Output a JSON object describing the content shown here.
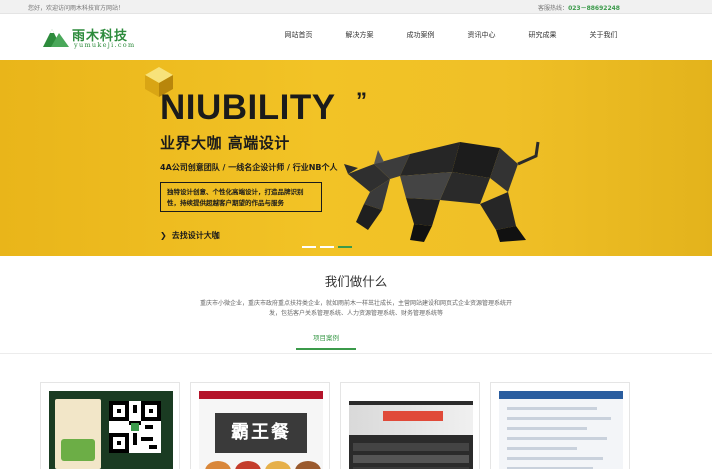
{
  "topbar": {
    "welcome": "您好，欢迎访问雨木科技官方网站！",
    "hotline_label": "客服热线：",
    "phone": "023－88692248"
  },
  "logo": {
    "name": "雨木科技",
    "domain": "yumukeji.com"
  },
  "nav": {
    "items": [
      {
        "label": "网站首页"
      },
      {
        "label": "解决方案"
      },
      {
        "label": "成功案例"
      },
      {
        "label": "资讯中心"
      },
      {
        "label": "研究成果"
      },
      {
        "label": "关于我们"
      }
    ]
  },
  "banner": {
    "headline": "NIUBILITY",
    "quote_mark": "”",
    "subheadline": "业界大咖 高端设计",
    "tagline": "4A公司创意团队 / 一线名企设计师 / 行业NB个人",
    "box_text": "独特设计创意、个性化高端设计，打造品牌识别性，持续提供超越客户期望的作品与服务",
    "cta": "去找设计大咖",
    "slides_total": 3,
    "slide_active": 3
  },
  "section": {
    "title": "我们做什么",
    "description": "重庆市小微企业，重庆市政府重点扶持类企业，就如雨前木一样茁壮成长，主营网站建设和网页式企业资源管理系统开发，包括客户关系管理系统、人力资源管理系统、财务管理系统等",
    "tab": "项目案例"
  },
  "colors": {
    "accent_green": "#3b9a4a",
    "banner_yellow": "#f2c326"
  }
}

## Directive:
Copy out all the data without changing anything, and drop the pictures.

## Exercise solution:
Output a JSON object describing the content shown here.
{
  "topbar": {
    "welcome": "您好，欢迎访问雨木科技官方网站！",
    "hotline_label": "客服热线：",
    "phone": "023－88692248"
  },
  "logo": {
    "name": "雨木科技",
    "domain": "yumukeji.com"
  },
  "nav": {
    "items": [
      {
        "label": "网站首页"
      },
      {
        "label": "解决方案"
      },
      {
        "label": "成功案例"
      },
      {
        "label": "资讯中心"
      },
      {
        "label": "研究成果"
      },
      {
        "label": "关于我们"
      }
    ]
  },
  "banner": {
    "headline": "NIUBILITY",
    "quote_mark": "”",
    "subheadline": "业界大咖 高端设计",
    "tagline": "4A公司创意团队 / 一线名企设计师 / 行业NB个人",
    "box_text": "独特设计创意、个性化高端设计，打造品牌识别性，持续提供超越客户期望的作品与服务",
    "cta": "去找设计大咖",
    "slides_total": 3,
    "slide_active": 3
  },
  "section": {
    "title": "我们做什么",
    "description": "重庆市小微企业，重庆市政府重点扶持类企业，就如雨前木一样茁壮成长，主营网站建设和网页式企业资源管理系统开发，包括客户关系管理系统、人力资源管理系统、财务管理系统等",
    "tab": "项目案例"
  },
  "colors": {
    "accent_green": "#3b9a4a",
    "banner_yellow": "#f2c326"
  }
}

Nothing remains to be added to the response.